--- START OF SOURCE EXCERPT ---
# CX706 10x22 lathe noise.  Is this normal?



## xnaron (Jan 16, 2020)

I've got a CX706 10x22 Lathe.  It is very much like the precision mathews 1022 lathe.  I have a weird noise when running the lathe in reverse.  Is this normal?  See the 2 videos below

Reverse





Forward





Thanks,
Brendin


----------



## DavidR8 (Jan 16, 2020)

Hi Brendin, welcome to Hobby Machinist. 
I saw your post on that other site before it was nuked. 
You’re in excellent company here. 

You might want to also post your question in the Asian Mills and Lathes section here. I’m pretty sure there’s some 706 or equivalent owners around. 

Also are you a member of Canadian Metalworkers? They have a lot of members in Calgary, one may be able to come over and assist. 

Again welcome 


Sent from my iPhone using Tapatalk


----------



## T Bredehoft (Jan 16, 2020)

I sometimes have occasional noises in my gear train, sometimes one of the gears may be bored not square and the gear slaps once in a while. You can only see it when the gear cover (left hand) is off, not a safe working condition.


----------



## RJSakowski (Jan 17, 2020)

I would agree with Tom that the noise is coming from the gear train. Since it is only occurring when operating in reverse, I wouldn't worry about it.  Spur gears tend to be noisy.

The lathe looks similar to my Grizzly G0602 and you can determine which gear is causing the sound by removing the gears from the gear train, starting with the gear box.  It is possible to set your gear box in between gears. The positions will be halfway between the marked positions.   Check by rotating the lead screw.  when not meshed, the screw will turn freely. Start with the right hand lever, followed by the left hand lever.  Check for your noise. You can also check by using different gear box combinations.
--- END OF SOURCE EXCERPT ---
--- START OF DATA EXTRACT ---
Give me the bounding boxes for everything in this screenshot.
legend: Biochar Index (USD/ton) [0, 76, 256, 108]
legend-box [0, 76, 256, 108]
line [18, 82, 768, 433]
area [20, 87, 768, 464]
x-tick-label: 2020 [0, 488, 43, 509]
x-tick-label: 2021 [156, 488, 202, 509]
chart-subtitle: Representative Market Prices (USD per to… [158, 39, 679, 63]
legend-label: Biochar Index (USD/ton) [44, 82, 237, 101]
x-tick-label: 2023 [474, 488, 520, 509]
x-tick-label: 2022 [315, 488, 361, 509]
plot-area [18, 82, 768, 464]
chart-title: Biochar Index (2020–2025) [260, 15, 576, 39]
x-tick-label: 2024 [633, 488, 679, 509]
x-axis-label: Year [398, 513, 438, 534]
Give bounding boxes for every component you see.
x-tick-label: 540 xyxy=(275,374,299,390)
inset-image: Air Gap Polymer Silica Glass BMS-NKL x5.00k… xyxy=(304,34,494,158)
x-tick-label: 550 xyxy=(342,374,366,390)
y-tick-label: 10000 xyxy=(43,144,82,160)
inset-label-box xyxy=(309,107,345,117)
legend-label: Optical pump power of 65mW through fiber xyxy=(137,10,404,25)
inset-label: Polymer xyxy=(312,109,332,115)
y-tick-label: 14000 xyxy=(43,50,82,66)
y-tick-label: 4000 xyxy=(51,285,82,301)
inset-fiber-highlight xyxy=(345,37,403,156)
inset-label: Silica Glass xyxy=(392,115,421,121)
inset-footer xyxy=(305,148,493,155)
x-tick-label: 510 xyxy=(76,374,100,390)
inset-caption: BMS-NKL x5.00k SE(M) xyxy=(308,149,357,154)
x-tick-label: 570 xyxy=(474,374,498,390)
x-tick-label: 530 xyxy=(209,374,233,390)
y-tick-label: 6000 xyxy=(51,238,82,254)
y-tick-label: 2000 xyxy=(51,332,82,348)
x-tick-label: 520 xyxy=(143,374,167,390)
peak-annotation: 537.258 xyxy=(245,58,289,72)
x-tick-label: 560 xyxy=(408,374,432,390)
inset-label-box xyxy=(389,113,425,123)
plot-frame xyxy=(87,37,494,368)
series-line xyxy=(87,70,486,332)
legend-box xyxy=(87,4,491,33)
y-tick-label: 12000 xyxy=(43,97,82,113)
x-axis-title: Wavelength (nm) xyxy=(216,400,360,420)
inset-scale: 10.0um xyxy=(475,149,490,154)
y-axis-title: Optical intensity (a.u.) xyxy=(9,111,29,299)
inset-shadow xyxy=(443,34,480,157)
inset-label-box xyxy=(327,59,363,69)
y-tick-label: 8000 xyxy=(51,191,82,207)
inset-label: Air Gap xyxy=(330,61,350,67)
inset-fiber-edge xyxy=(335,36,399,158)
--- END OF DATA EXTRACT ---
TASKS:
**A.** Reproduce the lathe-noise thread word for word, everything from "## DavidR8 (Jan" down to "over and assist.".
**B.** For each statement, say whether the lathe-noise thread agrees with it, answering yes or no and quoting the words that decide it: (i) The original poster hears the odd noise when the lathe runs in reverse. (ii) T Bredehoft says the slapping gear can be seen with the gear cover in place. (iii) RJSakowski advises starting the check with the left hand lever.

SOLUTIONS IN ORDER:
**A.**
## DavidR8 (Jan 16, 2020)

Hi Brendin, welcome to Hobby Machinist. 
I saw your post on that other site before it was nuked. 
You’re in excellent company here. 

You might want to also post your question in the Asian Mills and Lathes section here. I’m pretty sure there’s some 706 or equivalent owners around. 

Also are you a member of Canadian Metalworkers? They have a lot of members in Calgary, one may be able to come over and assist.

**B.**
(i) Yes: "I have a weird noise when running the lathe in reverse."
(ii) No: "You can only see it when the gear cover (left hand) is off"
(iii) No: "Start with the right hand lever, followed by the left hand lever."